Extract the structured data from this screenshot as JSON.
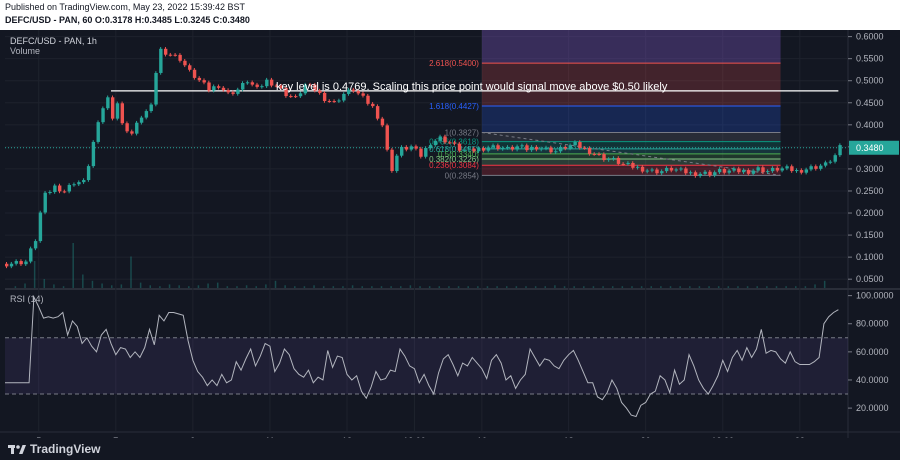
{
  "header": {
    "published": "Published on TradingView.com, May 23, 2022 15:39:42 BST",
    "ohlc": "DEFC/USD - PAN, 60 O:0.3178 H:0.3485 L:0.3245 C:0.3480"
  },
  "legend": {
    "symbol": "DEFC/USD - PAN, 1h",
    "volume_label": "Volume",
    "rsi_label": "RSI (14)"
  },
  "annotation": "key level is 0.4769. Scaling this price point would  signal move above $0.50 likely",
  "price_tag": "0.3480",
  "logo": "TradingView",
  "colors": {
    "up": "#26a69a",
    "down": "#ef5350",
    "rsi": "#b2b5be",
    "rsi_band": "#7e57c2"
  },
  "chart_data": [
    {
      "type": "candlestick",
      "title": "DEFC/USD - PAN, 1h",
      "y_ticks": [
        "0.6000",
        "0.5500",
        "0.5000",
        "0.4500",
        "0.4000",
        "0.3500",
        "0.3000",
        "0.2500",
        "0.2000",
        "0.1500",
        "0.1000",
        "0.0500"
      ],
      "ylim": [
        0.03,
        0.615
      ],
      "x_ticks": [
        "5",
        "7",
        "9",
        "11",
        "13",
        "12:00",
        "16",
        "18",
        "20",
        "12:00",
        "23"
      ],
      "path": [
        [
          0,
          0.085
        ],
        [
          4,
          0.09
        ],
        [
          6,
          0.14
        ],
        [
          7,
          0.2
        ],
        [
          8,
          0.24
        ],
        [
          10,
          0.26
        ],
        [
          12,
          0.25
        ],
        [
          14,
          0.27
        ],
        [
          16,
          0.27
        ],
        [
          17,
          0.31
        ],
        [
          18,
          0.36
        ],
        [
          20,
          0.44
        ],
        [
          21,
          0.46
        ],
        [
          22,
          0.42
        ],
        [
          23,
          0.45
        ],
        [
          24,
          0.4
        ],
        [
          26,
          0.38
        ],
        [
          28,
          0.42
        ],
        [
          30,
          0.44
        ],
        [
          31,
          0.52
        ],
        [
          32,
          0.57
        ],
        [
          34,
          0.56
        ],
        [
          36,
          0.55
        ],
        [
          38,
          0.52
        ],
        [
          40,
          0.5
        ],
        [
          42,
          0.48
        ],
        [
          44,
          0.49
        ],
        [
          46,
          0.47
        ],
        [
          48,
          0.48
        ],
        [
          50,
          0.5
        ],
        [
          52,
          0.48
        ],
        [
          54,
          0.5
        ],
        [
          56,
          0.49
        ],
        [
          58,
          0.47
        ],
        [
          60,
          0.46
        ],
        [
          62,
          0.49
        ],
        [
          64,
          0.48
        ],
        [
          66,
          0.46
        ],
        [
          68,
          0.45
        ],
        [
          70,
          0.47
        ],
        [
          72,
          0.48
        ],
        [
          74,
          0.46
        ],
        [
          76,
          0.44
        ],
        [
          78,
          0.4
        ],
        [
          79,
          0.34
        ],
        [
          80,
          0.3
        ],
        [
          81,
          0.33
        ],
        [
          82,
          0.345
        ],
        [
          84,
          0.35
        ],
        [
          86,
          0.33
        ],
        [
          88,
          0.36
        ],
        [
          90,
          0.37
        ],
        [
          92,
          0.36
        ],
        [
          94,
          0.345
        ],
        [
          96,
          0.34
        ],
        [
          98,
          0.345
        ],
        [
          100,
          0.35
        ],
        [
          102,
          0.35
        ],
        [
          104,
          0.345
        ],
        [
          106,
          0.35
        ],
        [
          108,
          0.345
        ],
        [
          110,
          0.35
        ],
        [
          112,
          0.345
        ],
        [
          114,
          0.34
        ],
        [
          116,
          0.35
        ],
        [
          118,
          0.355
        ],
        [
          120,
          0.345
        ],
        [
          122,
          0.335
        ],
        [
          124,
          0.325
        ],
        [
          126,
          0.32
        ],
        [
          128,
          0.31
        ],
        [
          130,
          0.305
        ],
        [
          132,
          0.3
        ],
        [
          134,
          0.295
        ],
        [
          136,
          0.295
        ],
        [
          138,
          0.3
        ],
        [
          140,
          0.295
        ],
        [
          142,
          0.29
        ],
        [
          144,
          0.29
        ],
        [
          146,
          0.29
        ],
        [
          148,
          0.295
        ],
        [
          150,
          0.295
        ],
        [
          152,
          0.295
        ],
        [
          154,
          0.295
        ],
        [
          156,
          0.3
        ],
        [
          158,
          0.295
        ],
        [
          160,
          0.3
        ],
        [
          162,
          0.3
        ],
        [
          164,
          0.295
        ],
        [
          166,
          0.3
        ],
        [
          168,
          0.305
        ],
        [
          170,
          0.31
        ],
        [
          171,
          0.32
        ],
        [
          172,
          0.33
        ],
        [
          173,
          0.348
        ]
      ],
      "volume": [
        0,
        0.02,
        0.05,
        0.3,
        0.1,
        0.04,
        0.02,
        0.5,
        0.15,
        0.08,
        0.05,
        0.03,
        0.04,
        0.35,
        0.06,
        0.03,
        0.02,
        0.04,
        0.03,
        0.02,
        0.03,
        0.05,
        0.06,
        0.02,
        0.02,
        0.03,
        0.02,
        0.04,
        0.08,
        0.03,
        0.02,
        0.02,
        0.03,
        0.02,
        0.02,
        0.02,
        0.03,
        0.02,
        0.02,
        0.02,
        0.02,
        0.02,
        0.03,
        0.02,
        0.02,
        0.02,
        0.02,
        0.02,
        0.02,
        0.02,
        0.02,
        0.02,
        0.02,
        0.02,
        0.02,
        0.02,
        0.02,
        0.03,
        0.02,
        0.02,
        0.02,
        0.02,
        0.02,
        0.02,
        0.02,
        0.02,
        0.02,
        0.02,
        0.02,
        0.02,
        0.02,
        0.02,
        0.02,
        0.02,
        0.02,
        0.02,
        0.02,
        0.02,
        0.02,
        0.02,
        0.02,
        0.02,
        0.02,
        0.02,
        0.04,
        0.08
      ],
      "fib": {
        "levels": [
          {
            "label": "2.618(0.5400)",
            "value": 0.54,
            "color": "#ef5350"
          },
          {
            "label": "1.618(0.4427)",
            "value": 0.4427,
            "color": "#2962ff"
          },
          {
            "label": "1(0.3827)",
            "value": 0.3827,
            "color": "#787b86"
          },
          {
            "label": "0.786(0.3618)",
            "value": 0.3618,
            "color": "#089981"
          },
          {
            "label": "0.618(0.3455)",
            "value": 0.3455,
            "color": "#26a69a"
          },
          {
            "label": "0.5(0.3340)",
            "value": 0.334,
            "color": "#4caf50"
          },
          {
            "label": "0.382(0.3226)",
            "value": 0.3226,
            "color": "#81c784"
          },
          {
            "label": "0.236(0.3084)",
            "value": 0.3084,
            "color": "#f23645"
          },
          {
            "label": "0(0.2854)",
            "value": 0.2854,
            "color": "#787b86"
          }
        ],
        "top": 0.615,
        "x_start": 99,
        "x_end": 161
      },
      "key_level": 0.4769
    },
    {
      "type": "line",
      "title": "RSI (14)",
      "y_ticks": [
        "100.0000",
        "80.0000",
        "60.0000",
        "40.0000",
        "20.0000"
      ],
      "ylim": [
        3,
        104
      ],
      "band": [
        30,
        70
      ],
      "values": [
        38,
        38,
        38,
        38,
        38,
        38,
        99,
        92,
        84,
        85,
        84,
        85,
        88,
        72,
        82,
        78,
        66,
        70,
        64,
        60,
        72,
        76,
        66,
        58,
        63,
        62,
        56,
        60,
        56,
        63,
        76,
        65,
        86,
        82,
        88,
        88,
        87,
        86,
        68,
        54,
        46,
        42,
        36,
        40,
        36,
        44,
        38,
        40,
        53,
        47,
        55,
        62,
        50,
        57,
        66,
        64,
        46,
        52,
        62,
        58,
        48,
        44,
        42,
        47,
        38,
        42,
        40,
        61,
        49,
        57,
        56,
        44,
        40,
        43,
        32,
        27,
        35,
        46,
        40,
        41,
        47,
        46,
        62,
        57,
        50,
        48,
        38,
        44,
        36,
        30,
        45,
        55,
        58,
        51,
        43,
        52,
        50,
        56,
        52,
        48,
        41,
        54,
        58,
        52,
        40,
        43,
        34,
        40,
        44,
        62,
        56,
        50,
        55,
        54,
        50,
        48,
        54,
        58,
        61,
        54,
        46,
        38,
        38,
        28,
        26,
        31,
        40,
        34,
        24,
        20,
        15,
        14,
        22,
        24,
        30,
        32,
        43,
        40,
        31,
        47,
        37,
        40,
        58,
        50,
        40,
        34,
        30,
        36,
        43,
        54,
        46,
        56,
        61,
        54,
        63,
        56,
        62,
        76,
        59,
        61,
        60,
        55,
        52,
        60,
        53,
        51,
        51,
        51,
        53,
        56,
        80,
        85,
        88,
        90
      ]
    }
  ]
}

Task requirements ::
Look for the word "this" and return every line where it occurs.

Full response ::
Extract the structured data from this screenshot as JSON.
  "annotation": "key level is 0.4769. Scaling this price point would  signal move above $0.50 likely",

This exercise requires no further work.